*Reading passage:*
╭──

As an example of the modern use of scattering experiments and cross-section measurements, you may have heard of the recent experimental evidence for the existence of a particle called the top quark. Of the twelve subatomic particles currently believed to be the smallest constituents of matter, six form a family called the quarks, distinguished from the other six by the intense attractive forces that make the quarks stick to each other. (The other six consist of the electron plus five other, more exotic particles.) The only two types of quarks found in naturally occurring matter are the “up quark” and “down quark,” which are what protons and neutrons are made of, but four other types were theoretically predicted to exist, for a total of six. (The whimsical term “quark” comes from a line by James Joyce reading “Three quarks for master Mark.”) Until recently, only five types of quarks had been proven to exist via experiments, and the sixth, the top quark, was only theorized. There was no hope of ever detecting a top quark directly, since it is radioactive, and only exists for a zillionth of a second before evaporating. Instead, the researchers searching for it at the Fermi National Accelerator Laboratory near Chicago measured cross-sections for scattering of nuclei off of other nuclei. The experiment was much like those of Rutherford and Chadwick, except that the incoming nuclei had to be boosted to much higher speeds in a particle accelerator. The resulting encounter with a target nucleus was so violent that both nuclei were completely demolished, but, as Einstein proved, energy can be converted into matter, and the energy of the collision creates a spray of exotic, radioactive particles, like the deadly shower of wood fragments produced by a cannon ball in an old naval battle. Among those particles were some top quarks. The cross-sections being measured were the cross-sections for the production of certain combinations of these secondary particles. However different the details, the principle was the same as that employed at the turn of the century: you smash things together and look at the fragments that fly off to see what was inside them. The approach has been compared to shooting a clock with a rifle and then studying the pieces that fly off to figure out how the clock worked.

Discussion Questions

The diagram, showing alpha particles being deflected by a gold nucleus, was drawn with the assumption that alpha particles came in on lines at many different distances from the nucleus. Why wouldn't they all come in along the same line, since they all came out through the same tube?

Why does it make sense that, as shown in the figure, the trajectories that result in 19° and 20° scattering cross each other?

Rutherford knew the velocity of the alpha particles emitted by radium, and guessed that the positively charged part of a gold atom had a charge of about +100e (we now know it is +79e). Considering the fact that some alpha particles were deflected by 180°, how could he then use conservation of energy to derive an upper limit on the size of a gold nucleus? (For simplicity, assume the size of the alpha particle is negligible compared to that of the gold nucleus, and ignore the fact that the gold nucleus recoils a little from the collision, picking up a little kinetic energy.)

╰──

*Dataset entries:*
╭──

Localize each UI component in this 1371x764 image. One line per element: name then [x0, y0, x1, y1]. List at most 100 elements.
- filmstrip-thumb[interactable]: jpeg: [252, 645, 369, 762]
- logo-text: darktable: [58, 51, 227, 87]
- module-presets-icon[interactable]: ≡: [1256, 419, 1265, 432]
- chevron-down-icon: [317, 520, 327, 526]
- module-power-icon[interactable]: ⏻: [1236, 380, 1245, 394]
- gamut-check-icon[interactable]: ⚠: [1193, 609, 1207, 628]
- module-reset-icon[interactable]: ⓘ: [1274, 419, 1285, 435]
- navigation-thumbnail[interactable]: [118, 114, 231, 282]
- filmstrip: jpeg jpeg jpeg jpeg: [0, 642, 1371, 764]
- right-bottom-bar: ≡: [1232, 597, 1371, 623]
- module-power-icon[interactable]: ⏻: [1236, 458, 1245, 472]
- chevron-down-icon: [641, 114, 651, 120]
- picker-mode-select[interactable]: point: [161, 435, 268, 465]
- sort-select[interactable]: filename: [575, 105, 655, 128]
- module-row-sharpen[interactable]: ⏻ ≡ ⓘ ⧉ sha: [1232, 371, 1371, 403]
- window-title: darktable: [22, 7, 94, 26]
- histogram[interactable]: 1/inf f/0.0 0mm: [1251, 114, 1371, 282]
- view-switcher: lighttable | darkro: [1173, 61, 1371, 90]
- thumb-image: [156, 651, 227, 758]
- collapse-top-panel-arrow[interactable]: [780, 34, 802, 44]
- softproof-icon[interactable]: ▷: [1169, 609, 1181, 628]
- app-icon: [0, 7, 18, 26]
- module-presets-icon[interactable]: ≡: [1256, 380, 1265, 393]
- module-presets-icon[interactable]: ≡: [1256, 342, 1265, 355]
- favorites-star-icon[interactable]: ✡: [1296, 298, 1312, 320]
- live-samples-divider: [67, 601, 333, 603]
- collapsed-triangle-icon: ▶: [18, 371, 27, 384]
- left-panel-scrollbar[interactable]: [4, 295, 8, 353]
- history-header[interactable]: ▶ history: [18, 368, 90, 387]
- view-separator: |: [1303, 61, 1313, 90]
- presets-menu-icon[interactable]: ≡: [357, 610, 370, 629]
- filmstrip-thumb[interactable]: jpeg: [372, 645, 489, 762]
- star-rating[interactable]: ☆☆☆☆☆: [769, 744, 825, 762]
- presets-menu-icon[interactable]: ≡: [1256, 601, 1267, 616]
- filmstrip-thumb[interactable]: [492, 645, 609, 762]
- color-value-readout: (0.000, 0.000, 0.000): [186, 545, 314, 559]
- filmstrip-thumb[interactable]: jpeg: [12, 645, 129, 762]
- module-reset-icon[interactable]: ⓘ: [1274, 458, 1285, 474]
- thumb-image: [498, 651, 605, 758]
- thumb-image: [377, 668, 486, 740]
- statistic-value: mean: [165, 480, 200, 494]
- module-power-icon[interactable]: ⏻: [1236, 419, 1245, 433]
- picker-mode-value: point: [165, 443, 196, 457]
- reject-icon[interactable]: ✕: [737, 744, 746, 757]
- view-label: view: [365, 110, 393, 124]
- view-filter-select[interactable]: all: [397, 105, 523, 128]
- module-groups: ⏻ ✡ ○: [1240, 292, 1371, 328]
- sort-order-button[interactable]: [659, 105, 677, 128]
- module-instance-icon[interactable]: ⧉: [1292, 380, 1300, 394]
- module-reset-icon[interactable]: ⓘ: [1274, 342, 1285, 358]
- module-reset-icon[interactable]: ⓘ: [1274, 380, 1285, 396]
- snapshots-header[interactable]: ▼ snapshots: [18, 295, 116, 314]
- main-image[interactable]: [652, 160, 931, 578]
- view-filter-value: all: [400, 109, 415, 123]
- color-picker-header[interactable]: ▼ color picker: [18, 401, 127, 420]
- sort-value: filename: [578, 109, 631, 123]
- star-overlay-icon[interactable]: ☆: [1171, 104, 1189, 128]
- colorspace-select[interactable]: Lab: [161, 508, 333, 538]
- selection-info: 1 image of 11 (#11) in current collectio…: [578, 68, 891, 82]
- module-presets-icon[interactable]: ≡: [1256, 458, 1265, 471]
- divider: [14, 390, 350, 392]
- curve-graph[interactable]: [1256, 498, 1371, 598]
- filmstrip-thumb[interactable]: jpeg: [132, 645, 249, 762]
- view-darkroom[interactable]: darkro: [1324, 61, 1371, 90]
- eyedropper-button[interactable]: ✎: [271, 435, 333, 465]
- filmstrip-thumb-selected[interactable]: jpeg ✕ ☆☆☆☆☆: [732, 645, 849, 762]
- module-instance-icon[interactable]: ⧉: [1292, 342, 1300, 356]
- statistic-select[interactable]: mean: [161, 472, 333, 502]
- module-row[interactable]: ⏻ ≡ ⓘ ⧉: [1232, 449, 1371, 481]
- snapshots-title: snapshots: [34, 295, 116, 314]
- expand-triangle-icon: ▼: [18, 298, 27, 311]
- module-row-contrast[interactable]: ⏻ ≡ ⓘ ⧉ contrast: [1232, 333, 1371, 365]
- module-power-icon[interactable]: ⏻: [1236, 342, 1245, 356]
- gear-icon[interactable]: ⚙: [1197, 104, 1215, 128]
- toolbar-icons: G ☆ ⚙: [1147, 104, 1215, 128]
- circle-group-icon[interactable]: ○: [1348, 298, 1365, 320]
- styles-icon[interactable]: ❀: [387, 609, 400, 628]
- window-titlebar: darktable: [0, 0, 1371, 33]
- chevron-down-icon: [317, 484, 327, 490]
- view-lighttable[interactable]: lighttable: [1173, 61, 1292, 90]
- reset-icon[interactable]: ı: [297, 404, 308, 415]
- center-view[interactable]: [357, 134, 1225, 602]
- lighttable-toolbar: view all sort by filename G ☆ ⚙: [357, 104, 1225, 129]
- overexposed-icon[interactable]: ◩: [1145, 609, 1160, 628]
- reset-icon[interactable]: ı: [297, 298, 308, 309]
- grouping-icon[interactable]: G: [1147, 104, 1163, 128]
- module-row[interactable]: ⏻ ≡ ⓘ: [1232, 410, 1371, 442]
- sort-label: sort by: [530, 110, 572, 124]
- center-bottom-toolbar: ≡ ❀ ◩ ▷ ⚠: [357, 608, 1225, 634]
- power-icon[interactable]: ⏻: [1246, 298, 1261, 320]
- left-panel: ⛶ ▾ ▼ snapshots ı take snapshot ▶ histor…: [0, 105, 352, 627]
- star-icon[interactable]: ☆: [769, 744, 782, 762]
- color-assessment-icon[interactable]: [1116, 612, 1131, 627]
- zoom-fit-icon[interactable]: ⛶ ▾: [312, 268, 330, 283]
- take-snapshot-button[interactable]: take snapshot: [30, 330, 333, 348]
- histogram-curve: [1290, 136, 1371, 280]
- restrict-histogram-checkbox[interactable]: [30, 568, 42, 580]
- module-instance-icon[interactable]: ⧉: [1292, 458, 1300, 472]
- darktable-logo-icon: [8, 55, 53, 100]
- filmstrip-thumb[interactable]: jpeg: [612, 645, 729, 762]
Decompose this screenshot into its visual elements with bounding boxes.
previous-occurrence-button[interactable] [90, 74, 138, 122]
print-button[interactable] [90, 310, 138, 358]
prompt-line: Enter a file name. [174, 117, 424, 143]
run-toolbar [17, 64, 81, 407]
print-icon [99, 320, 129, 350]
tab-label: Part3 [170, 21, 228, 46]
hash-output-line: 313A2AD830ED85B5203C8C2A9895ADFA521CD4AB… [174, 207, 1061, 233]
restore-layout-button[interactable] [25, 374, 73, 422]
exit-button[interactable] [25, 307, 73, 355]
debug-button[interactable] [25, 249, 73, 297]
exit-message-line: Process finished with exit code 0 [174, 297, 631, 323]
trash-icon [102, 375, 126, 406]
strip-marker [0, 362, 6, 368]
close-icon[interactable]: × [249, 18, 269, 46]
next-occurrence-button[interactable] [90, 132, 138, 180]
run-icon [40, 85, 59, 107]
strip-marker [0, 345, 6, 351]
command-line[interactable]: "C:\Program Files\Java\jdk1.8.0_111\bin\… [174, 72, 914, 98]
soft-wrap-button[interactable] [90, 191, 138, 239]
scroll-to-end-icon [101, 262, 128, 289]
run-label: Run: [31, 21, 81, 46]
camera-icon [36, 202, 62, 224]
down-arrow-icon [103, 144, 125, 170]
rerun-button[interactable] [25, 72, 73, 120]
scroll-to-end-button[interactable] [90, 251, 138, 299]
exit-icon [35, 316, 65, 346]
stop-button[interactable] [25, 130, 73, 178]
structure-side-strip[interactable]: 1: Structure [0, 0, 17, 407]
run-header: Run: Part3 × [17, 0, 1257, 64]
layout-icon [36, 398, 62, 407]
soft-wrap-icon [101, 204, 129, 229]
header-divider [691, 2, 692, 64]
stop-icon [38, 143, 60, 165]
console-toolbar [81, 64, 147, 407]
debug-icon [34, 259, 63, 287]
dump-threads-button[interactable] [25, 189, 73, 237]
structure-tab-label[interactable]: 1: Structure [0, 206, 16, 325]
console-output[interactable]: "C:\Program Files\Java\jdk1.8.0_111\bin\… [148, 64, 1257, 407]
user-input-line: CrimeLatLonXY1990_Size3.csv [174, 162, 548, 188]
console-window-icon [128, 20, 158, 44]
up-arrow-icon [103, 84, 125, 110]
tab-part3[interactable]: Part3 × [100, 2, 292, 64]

╰──

*Questions to answer:*
**1.** Retype the passage on the top quark from "Discussion Questions" up to and including "the same tube?".
**2.** In the passage on the top quark, where were the researchers searching for it?

*Answers to each task:*
**1.**
Discussion Questions

The diagram, showing alpha particles being deflected by a gold nucleus, was drawn with the assumption that alpha particles came in on lines at many different distances from the nucleus. Why wouldn't they all come in along the same line, since they all came out through the same tube?

**2.** At the Fermi National Accelerator Laboratory near Chicago.